TASK: List all the lines in these records that hold "localhost".

EXTRACTED ENTRIES:
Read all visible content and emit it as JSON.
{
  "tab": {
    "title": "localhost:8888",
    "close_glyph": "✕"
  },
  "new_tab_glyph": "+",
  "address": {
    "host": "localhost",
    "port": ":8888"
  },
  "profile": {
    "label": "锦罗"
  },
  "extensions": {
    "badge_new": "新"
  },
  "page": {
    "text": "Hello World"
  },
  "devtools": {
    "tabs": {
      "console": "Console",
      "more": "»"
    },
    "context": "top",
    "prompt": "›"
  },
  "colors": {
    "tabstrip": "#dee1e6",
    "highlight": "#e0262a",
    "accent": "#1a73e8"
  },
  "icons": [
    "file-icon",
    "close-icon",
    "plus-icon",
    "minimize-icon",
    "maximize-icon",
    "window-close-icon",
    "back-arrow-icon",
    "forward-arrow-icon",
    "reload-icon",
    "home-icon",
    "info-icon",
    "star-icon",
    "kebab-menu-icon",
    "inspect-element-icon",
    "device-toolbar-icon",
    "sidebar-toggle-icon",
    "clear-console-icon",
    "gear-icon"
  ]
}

SOLVED PROBLEM:
    "title": "localhost:8888",
    "host": "localhost",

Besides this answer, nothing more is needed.